** START Exercise data **
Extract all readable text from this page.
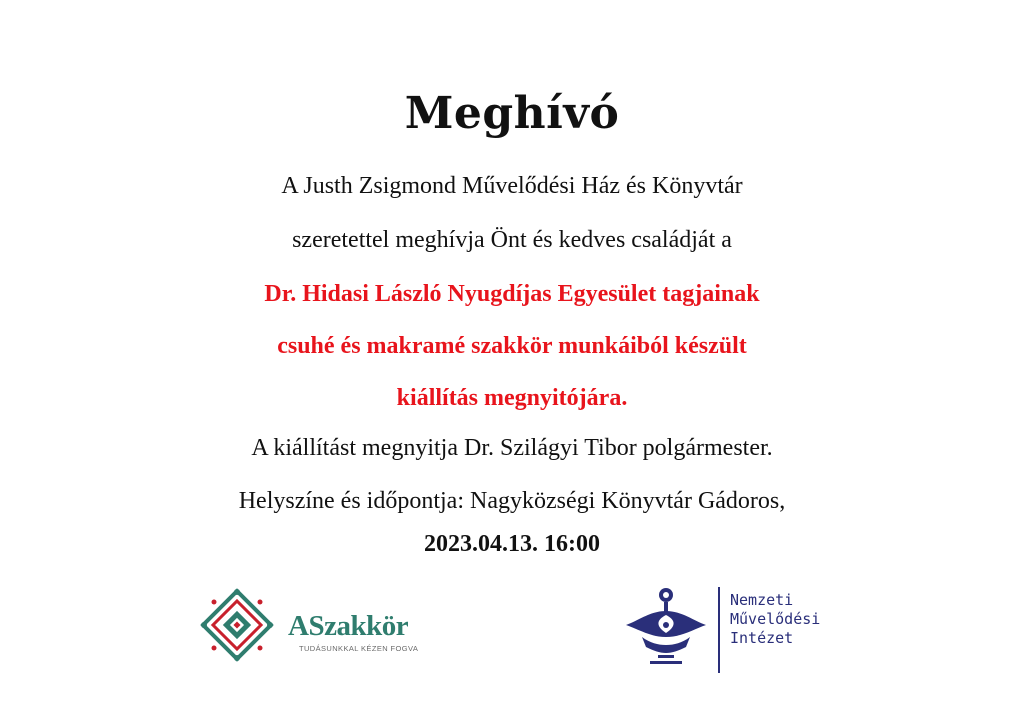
Meghívó
A Justh Zsigmond Művelődési Ház és Könyvtár
szeretettel meghívja Önt és kedves családját a
Dr. Hidasi László Nyugdíjas Egyesület tagjainak
csuhé és makramé szakkör munkáiból készült
kiállítás megnyitójára.
A kiállítást megnyitja Dr. Szilágyi Tibor polgármester.
Helyszíne és időpontja: Nagyközségi Könyvtár Gádoros,
2023.04.13. 16:00
ASzakkör
TUDÁSUNKKAL KÉZEN FOGVA
Nemzeti
Művelődési
Intézet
** END Exercise data **
- What you have to do -
Your task is to repeat the material above exactly, without its pictures.

- Right answer -
Extract all readable text from this page.
Meghívó
A Justh Zsigmond Művelődési Ház és Könyvtár
szeretettel meghívja Önt és kedves családját a
Dr. Hidasi László Nyugdíjas Egyesület tagjainak
csuhé és makramé szakkör munkáiból készült
kiállítás megnyitójára.
A kiállítást megnyitja Dr. Szilágyi Tibor polgármester.
Helyszíne és időpontja: Nagyközségi Könyvtár Gádoros,
2023.04.13. 16:00
ASzakkör
TUDÁSUNKKAL KÉZEN FOGVA
Nemzeti
Művelődési
Intézet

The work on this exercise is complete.